## Instructions for the task
Set the listing down again in full, word for word, with the pictures left out.

..........

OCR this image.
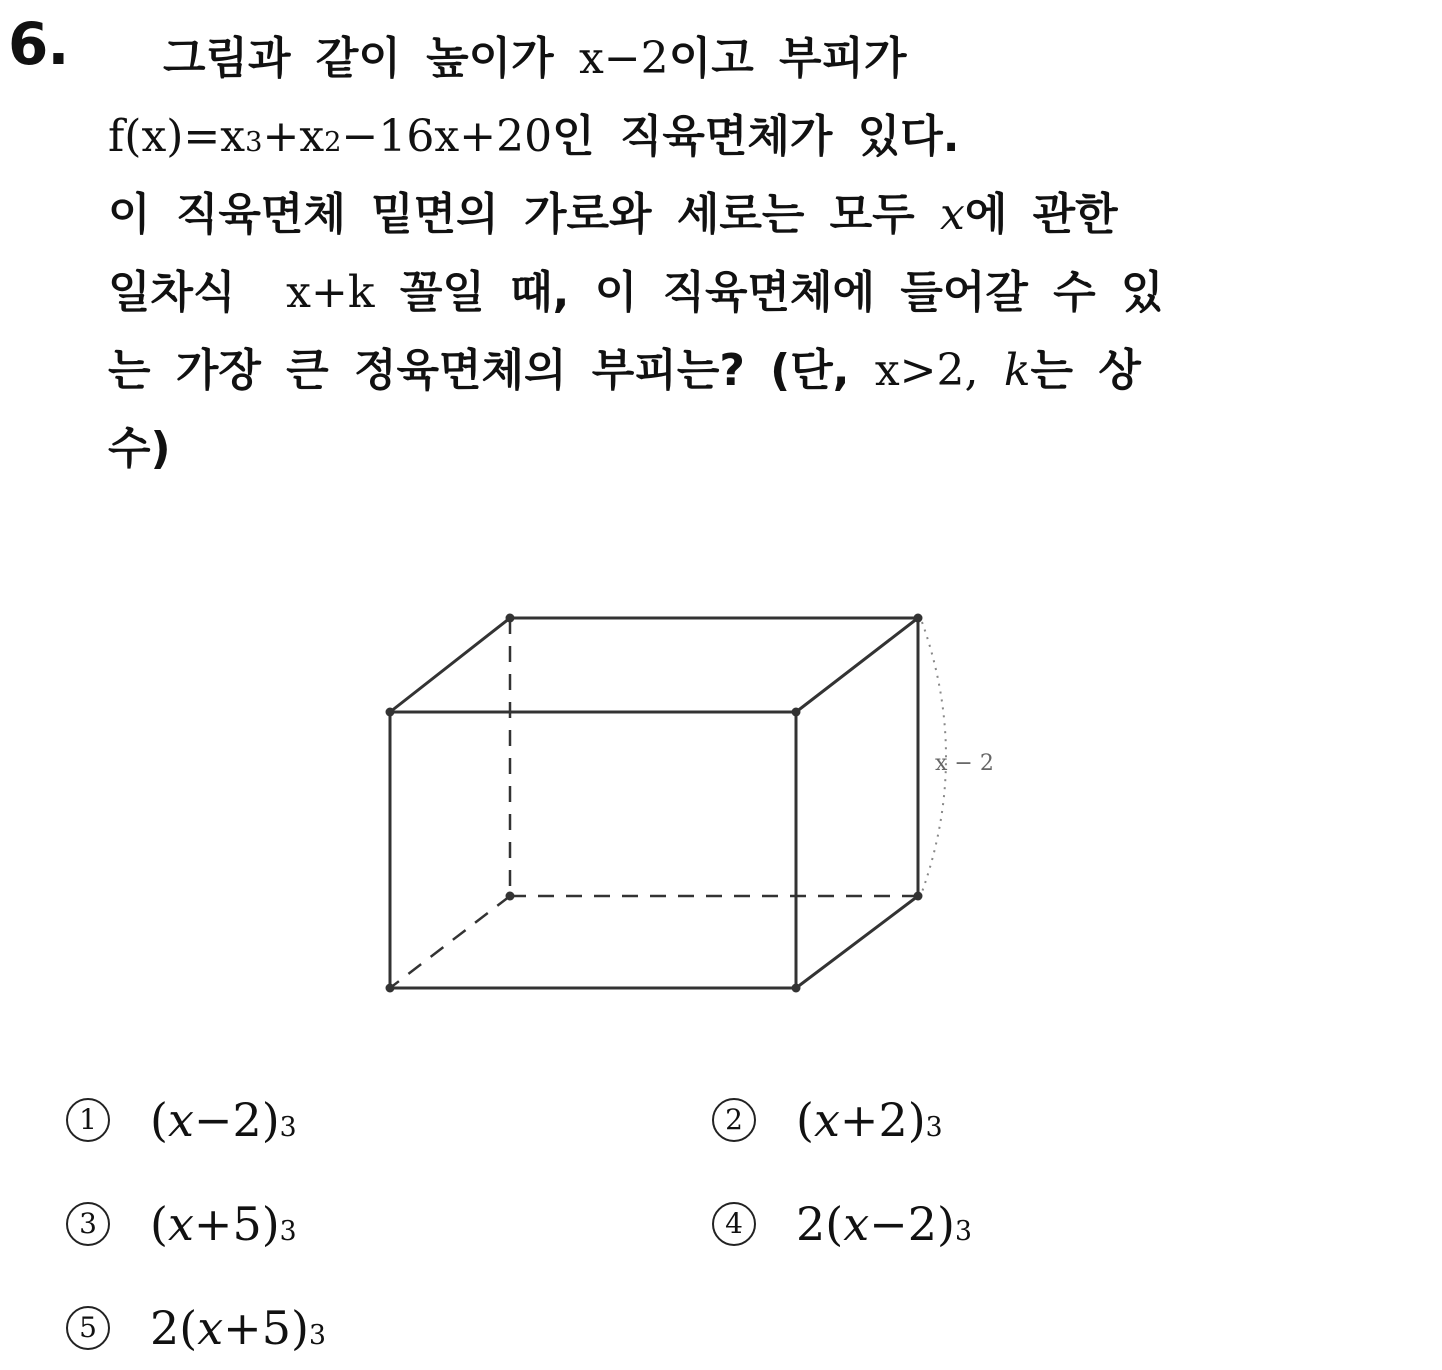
6.	그림과 같이 높이가 x−2이고 부피가
$f(x)=x^3+x^2-16x+20$인 직육면체가 있다.
이 직육면체 밑면의 가로와 세로는 모두 x에 관한
일차식 x+k 꼴일 때, 이 직육면체에 들어갈 수 있
는 가장 큰 정육면체의 부피는? (단, x>2, k는 상
수)
x − 2
1 $(x-2)^3$	2 $(x+2)^3$
3 $(x+5)^3$	4 $2(x-2)^3$
5 $2(x+5)^3$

..........

## Response to the task
OCR this image.
6.	그림과 같이 높이가 x−2이고 부피가
$f(x)=x^3+x^2-16x+20$인 직육면체가 있다.
이 직육면체 밑면의 가로와 세로는 모두 x에 관한
일차식 x+k 꼴일 때, 이 직육면체에 들어갈 수 있
는 가장 큰 정육면체의 부피는? (단, x>2, k는 상
수)
x − 2
1 $(x-2)^3$	2 $(x+2)^3$
3 $(x+5)^3$	4 $2(x-2)^3$
5 $2(x+5)^3$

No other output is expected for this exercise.